* _Questions to answer_:
[a] Summarize the Basilea press release in two sentences.
[b] Turn the paragraph of the Basilea press release that begins "Other presentations further support" into a bulleted list that keeps its main facts.
[c] Write the next part of the Basilea press release, picking up after its final sentence.

* _Extract_:
..........
Basilea reports presentation of new data on anti-infective drug candidates 
addressing drug resistance 
BASEL, SWITZERLAND -- (Marketwired) -- 04/29/13 --  Basilea
Pharmaceutica AG / Basilea reports presentation of new data on
anti-infective drug candidates addressing drug resistance 
Processed and transmitted by Thomson Reuters ONE. 
The issuer is solely responsible for the content of this
announcement. 
Basilea Pharmaceutica Ltd. (SIX: BSLN) reported today that new data
on drug candidates from its development pipeline were presented at
the European Congress of Clinical Microbiology and
Infectious
Diseases (ECCMID) held in Berlin, Germany, from April 27
to 30. 
The accelerating development of antibiotic resistance in
Gram-positive bacteria
as well as the emergence of multidrug-resistant
Gram-negative pathogens are major global healthcare problems. In
addition, mortality rates associated with
invasive fungal disease in
immunocompromized patients, such as cancer or transplant patients,
remain high despite current therapies resulting in a need
for novel
antifungal drugs. 
Prof. Achim Kaufhold, Basilea's Chief Medical Officer, commented:
"Infections
with drug-resistant bacteria are estimated to claim each
year more than 100,000
lives in Europe and America. Basilea is one of
the few companies worldwide committed to address the problem of
growing resistance against currently available antibiotics and
antifungals. The data presented at ECCMID on the antifungal
isavuconazole and the two antibiotics ceftobiprole and BAL30072
further substantiate the promising profiles of these innovative
product candidates for addressing high unmet medical need." 
Isavuconazole - a novel intravenous and oral broad-spectrum
antifungal for the
potential treatment of severe invasive and
life-threatening fungal infections,
currently in phase 3 clinical
testing and partnered with Astellas Pharma Inc. 
In a pooled analysis of eight studies undertaken in Europe and the
U.S., isavuconazole exhibited potent in-vitro activity against
clinically relevant
Candida isolates with reduced susceptibility to
fluconazole (P 983). Fluconazole
is currently recommended as
first-line treatment of infections with Candida yeasts, which are the
most common cause of invasive fungal disease
 in humans and a major
cause of bloodstream infections in hospitalized patients associated
with
significant morbidity and mortality. 
Other presentations further support isavuconazole's broad spectrum of
activity
against clinically relevant yeasts and molds. In a study of
a large series of
Cryptococcus neoformans clinical isolates causing
lung infections in Asian patients, isavuconazole demonstrated the
highest activity of all antifungals
tested (P 1001). In addition,
isavuconazole was reported to be active against
recently identified
emerging pathogenic yeast Candida africana (P 1079) as well
as
basidiomycete molds, which are associated with respiratory infections
(O 167).
..........
Structured page parsing data:
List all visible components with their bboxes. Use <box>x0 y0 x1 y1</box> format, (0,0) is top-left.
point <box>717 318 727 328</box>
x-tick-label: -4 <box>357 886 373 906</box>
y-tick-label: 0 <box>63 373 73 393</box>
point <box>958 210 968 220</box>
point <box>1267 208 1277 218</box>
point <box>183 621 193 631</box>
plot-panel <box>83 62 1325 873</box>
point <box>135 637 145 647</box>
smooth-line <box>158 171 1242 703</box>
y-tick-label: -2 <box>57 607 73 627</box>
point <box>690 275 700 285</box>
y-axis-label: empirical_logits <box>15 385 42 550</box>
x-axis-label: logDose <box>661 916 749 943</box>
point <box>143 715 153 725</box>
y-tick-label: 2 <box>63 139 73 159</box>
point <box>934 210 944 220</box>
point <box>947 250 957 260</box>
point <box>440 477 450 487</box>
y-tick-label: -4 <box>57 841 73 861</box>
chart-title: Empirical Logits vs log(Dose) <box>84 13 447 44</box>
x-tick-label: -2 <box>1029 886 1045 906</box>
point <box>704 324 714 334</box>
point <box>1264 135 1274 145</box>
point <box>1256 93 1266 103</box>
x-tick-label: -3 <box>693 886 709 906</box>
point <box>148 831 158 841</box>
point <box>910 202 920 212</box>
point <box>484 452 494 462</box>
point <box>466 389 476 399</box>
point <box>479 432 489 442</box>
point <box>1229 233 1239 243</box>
..........
* _Answers for the tasks_:
[a] Basilea Pharmaceutica reported that new data on drug candidates from its development pipeline were presented at the European Congress of Clinical Microbiology and Infectious Diseases (ECCMID) in Berlin from April 27 to 30, against a background of growing antibiotic resistance and high mortality from invasive fungal disease. The data included findings that isavuconazole, an antifungal in phase 3 testing and partnered with Astellas Pharma, showed potent in-vitro activity against Candida isolates with reduced susceptibility to fluconazole and against other clinically relevant yeasts and molds.

[b]
- Further presentations support isavuconazole's broad spectrum of activity against clinically relevant yeasts and molds.
- In a large series of Cryptococcus neoformans clinical isolates causing lung infections in Asian patients, isavuconazole showed the highest activity of all antifungals tested (P 1001).
- It was reported active against the recently identified emerging pathogenic yeast Candida africana (P 1079).
- It was also reported active against basidiomycete molds, which are associated with respiratory infections (O 167).

[c]
Ceftobiprole - a novel broad-spectrum anti-MRSA antibiotic under
regulatory review in Europe for pneumonia treated in the hospital 
To monitor the spectrum and potency of antibiotics, several European
surveillance studies were conducted from 2008 through 2010. Results
from in-vitro testing of ceftobiprole against these large collections
of clinically
relevant isolates were presented. Ceftobiprole was
highly potent against methicillin-resistant Staphylococcus aureus
(MRSA), including strains with decreased susceptibility to commonly
used anti-MRSA antibiotics daptomycin, linezolid and vancomycin (P
1629). Furthermore, ceftobiprole was shown to be
highly potent
against a large collection of European Gram-positive clinical
isolates comprising staphylococci, streptococci and enterococci,
including strains resistant to commonly used antibiotics for the
treatment of Gram-positive infections (P 1628).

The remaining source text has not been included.